== INSTRUCTION ==
Work out how many lines in the listing below include the word "εφόσον". Give nothing but the number.

== INFORMATION PROVIDED ==
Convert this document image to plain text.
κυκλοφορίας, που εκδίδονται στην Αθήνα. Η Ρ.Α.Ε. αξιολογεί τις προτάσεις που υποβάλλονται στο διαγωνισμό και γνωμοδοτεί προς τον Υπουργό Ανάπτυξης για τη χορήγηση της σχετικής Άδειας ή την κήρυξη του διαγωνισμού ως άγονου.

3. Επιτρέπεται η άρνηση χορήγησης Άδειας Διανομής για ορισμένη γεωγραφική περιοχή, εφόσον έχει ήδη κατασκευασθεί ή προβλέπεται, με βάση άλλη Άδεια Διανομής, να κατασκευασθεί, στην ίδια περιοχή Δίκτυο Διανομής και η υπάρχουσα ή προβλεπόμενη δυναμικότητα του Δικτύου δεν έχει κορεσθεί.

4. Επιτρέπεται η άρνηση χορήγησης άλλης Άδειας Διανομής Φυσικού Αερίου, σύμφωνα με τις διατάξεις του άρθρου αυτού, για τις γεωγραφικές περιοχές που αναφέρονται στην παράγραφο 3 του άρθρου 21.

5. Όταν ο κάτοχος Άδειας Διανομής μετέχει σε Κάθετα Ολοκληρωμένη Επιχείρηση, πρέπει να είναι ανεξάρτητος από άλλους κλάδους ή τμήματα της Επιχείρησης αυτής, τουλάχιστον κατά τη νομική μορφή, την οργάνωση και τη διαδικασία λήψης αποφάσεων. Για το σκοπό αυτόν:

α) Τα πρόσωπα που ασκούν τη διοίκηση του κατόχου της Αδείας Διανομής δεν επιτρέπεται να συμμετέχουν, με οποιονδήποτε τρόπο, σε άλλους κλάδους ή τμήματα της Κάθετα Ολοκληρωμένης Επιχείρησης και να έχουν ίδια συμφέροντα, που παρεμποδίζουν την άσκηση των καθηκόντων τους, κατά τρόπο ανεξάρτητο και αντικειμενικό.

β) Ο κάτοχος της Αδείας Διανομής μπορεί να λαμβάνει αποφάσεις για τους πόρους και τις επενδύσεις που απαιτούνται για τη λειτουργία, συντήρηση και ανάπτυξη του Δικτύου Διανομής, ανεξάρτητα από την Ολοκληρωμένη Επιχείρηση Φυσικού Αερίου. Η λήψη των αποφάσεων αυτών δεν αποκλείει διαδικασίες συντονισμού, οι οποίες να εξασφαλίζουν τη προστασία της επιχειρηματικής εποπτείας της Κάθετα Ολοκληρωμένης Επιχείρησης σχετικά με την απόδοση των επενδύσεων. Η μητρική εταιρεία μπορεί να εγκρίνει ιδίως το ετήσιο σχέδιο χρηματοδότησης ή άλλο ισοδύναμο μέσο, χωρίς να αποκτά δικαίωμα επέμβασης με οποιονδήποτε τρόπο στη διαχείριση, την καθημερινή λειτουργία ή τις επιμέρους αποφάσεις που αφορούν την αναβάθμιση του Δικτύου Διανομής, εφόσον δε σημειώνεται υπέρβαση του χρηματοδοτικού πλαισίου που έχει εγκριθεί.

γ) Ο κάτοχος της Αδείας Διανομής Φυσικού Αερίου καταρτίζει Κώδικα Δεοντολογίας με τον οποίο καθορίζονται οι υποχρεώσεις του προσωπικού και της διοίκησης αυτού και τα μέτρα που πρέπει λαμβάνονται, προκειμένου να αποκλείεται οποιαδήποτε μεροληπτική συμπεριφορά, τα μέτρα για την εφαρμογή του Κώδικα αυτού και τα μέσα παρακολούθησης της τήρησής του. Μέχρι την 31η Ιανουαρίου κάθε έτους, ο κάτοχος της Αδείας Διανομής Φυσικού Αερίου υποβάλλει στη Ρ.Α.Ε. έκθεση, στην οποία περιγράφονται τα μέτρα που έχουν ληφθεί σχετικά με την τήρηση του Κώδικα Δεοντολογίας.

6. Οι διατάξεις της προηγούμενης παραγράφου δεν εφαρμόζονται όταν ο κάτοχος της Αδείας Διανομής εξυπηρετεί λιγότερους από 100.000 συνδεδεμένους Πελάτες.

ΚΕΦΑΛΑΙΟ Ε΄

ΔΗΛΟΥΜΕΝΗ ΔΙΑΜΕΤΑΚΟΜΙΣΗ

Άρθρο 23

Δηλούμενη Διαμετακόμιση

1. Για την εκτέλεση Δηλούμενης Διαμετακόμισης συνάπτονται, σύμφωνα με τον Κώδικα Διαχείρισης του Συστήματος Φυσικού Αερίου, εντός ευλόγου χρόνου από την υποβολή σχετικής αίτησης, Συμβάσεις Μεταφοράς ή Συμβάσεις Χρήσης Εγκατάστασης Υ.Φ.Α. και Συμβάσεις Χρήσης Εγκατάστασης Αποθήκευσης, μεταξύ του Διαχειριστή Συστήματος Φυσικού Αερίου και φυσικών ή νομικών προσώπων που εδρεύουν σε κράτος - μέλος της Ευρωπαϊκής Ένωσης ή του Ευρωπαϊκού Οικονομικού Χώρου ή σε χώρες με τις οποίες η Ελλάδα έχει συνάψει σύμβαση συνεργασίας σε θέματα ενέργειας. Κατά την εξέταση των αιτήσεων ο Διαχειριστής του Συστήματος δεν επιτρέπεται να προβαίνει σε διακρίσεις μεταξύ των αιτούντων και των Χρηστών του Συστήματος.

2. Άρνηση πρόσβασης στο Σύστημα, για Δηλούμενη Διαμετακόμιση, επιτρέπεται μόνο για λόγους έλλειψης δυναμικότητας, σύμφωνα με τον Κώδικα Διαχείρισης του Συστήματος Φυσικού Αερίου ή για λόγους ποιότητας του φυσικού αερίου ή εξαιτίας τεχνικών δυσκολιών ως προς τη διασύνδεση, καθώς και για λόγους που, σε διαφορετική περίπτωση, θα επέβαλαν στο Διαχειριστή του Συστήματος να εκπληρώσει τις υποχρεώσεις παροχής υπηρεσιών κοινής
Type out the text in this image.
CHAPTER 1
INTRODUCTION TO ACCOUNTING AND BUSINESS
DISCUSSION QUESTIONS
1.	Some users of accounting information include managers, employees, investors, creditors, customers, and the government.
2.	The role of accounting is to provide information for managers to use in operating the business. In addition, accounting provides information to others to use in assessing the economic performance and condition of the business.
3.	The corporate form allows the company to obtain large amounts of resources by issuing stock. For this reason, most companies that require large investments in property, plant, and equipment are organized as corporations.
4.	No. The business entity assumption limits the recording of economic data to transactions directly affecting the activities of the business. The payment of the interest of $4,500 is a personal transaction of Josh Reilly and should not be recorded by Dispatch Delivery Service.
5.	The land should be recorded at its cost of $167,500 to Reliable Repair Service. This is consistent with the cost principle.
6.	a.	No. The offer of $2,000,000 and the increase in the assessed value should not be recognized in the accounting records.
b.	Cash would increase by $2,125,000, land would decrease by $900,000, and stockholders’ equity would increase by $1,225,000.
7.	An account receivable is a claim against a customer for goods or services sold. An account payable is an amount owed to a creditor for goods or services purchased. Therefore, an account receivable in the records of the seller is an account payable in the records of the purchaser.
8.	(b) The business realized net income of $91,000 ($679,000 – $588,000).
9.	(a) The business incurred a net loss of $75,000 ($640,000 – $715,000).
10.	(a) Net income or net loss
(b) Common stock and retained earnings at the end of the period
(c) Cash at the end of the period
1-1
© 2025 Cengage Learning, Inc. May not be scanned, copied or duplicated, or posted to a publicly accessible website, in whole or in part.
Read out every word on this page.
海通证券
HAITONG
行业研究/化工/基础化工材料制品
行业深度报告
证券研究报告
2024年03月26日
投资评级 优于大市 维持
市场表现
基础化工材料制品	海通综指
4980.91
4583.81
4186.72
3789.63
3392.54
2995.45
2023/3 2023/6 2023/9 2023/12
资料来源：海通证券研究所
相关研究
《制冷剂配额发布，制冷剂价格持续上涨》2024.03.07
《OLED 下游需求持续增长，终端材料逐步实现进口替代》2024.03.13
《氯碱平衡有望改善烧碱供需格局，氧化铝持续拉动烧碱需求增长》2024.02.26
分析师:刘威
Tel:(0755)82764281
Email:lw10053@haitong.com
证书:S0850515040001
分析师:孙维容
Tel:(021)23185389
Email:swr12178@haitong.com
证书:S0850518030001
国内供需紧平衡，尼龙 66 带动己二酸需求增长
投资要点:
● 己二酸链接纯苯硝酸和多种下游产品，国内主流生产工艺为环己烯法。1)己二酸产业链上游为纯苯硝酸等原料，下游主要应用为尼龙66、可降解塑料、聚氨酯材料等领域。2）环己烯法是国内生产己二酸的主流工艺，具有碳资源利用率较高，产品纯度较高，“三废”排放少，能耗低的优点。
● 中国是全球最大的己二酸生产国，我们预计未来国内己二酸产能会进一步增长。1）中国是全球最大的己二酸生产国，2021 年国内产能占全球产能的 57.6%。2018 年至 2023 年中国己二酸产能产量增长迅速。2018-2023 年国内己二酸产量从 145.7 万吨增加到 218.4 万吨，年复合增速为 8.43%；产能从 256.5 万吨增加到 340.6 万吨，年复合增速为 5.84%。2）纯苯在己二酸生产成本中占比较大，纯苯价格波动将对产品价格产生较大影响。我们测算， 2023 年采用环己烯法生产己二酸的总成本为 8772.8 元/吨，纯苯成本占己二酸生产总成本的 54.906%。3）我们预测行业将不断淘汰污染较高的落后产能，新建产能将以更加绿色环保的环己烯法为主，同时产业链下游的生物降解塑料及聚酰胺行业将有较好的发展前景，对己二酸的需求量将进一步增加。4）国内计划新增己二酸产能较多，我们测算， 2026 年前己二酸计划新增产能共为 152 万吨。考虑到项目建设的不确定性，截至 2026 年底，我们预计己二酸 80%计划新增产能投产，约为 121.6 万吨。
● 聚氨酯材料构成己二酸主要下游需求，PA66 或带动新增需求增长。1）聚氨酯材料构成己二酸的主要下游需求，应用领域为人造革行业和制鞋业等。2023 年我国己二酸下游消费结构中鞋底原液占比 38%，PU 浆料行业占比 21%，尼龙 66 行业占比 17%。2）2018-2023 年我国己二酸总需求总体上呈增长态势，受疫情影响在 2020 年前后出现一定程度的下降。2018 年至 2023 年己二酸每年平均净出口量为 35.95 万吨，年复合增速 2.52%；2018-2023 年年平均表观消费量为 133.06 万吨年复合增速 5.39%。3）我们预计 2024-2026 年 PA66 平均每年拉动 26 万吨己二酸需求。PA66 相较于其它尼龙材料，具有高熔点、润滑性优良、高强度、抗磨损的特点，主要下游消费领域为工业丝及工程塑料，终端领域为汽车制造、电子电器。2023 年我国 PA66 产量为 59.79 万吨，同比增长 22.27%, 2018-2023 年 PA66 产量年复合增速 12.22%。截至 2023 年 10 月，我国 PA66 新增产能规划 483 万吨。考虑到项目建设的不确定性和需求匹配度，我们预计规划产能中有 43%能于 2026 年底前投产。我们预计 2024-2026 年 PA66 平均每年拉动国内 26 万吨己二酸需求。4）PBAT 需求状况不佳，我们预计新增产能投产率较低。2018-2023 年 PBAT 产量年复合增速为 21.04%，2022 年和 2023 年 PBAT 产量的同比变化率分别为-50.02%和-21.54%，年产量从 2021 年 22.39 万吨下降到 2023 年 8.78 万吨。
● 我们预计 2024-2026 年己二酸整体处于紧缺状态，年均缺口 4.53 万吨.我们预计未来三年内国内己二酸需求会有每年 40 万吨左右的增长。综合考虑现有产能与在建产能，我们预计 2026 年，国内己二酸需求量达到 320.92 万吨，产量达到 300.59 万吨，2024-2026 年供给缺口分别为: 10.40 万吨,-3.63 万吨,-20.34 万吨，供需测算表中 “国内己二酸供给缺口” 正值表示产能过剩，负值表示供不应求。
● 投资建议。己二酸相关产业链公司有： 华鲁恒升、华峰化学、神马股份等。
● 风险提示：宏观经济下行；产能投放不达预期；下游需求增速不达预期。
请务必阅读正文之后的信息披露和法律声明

== TASK RESPONSE ==
2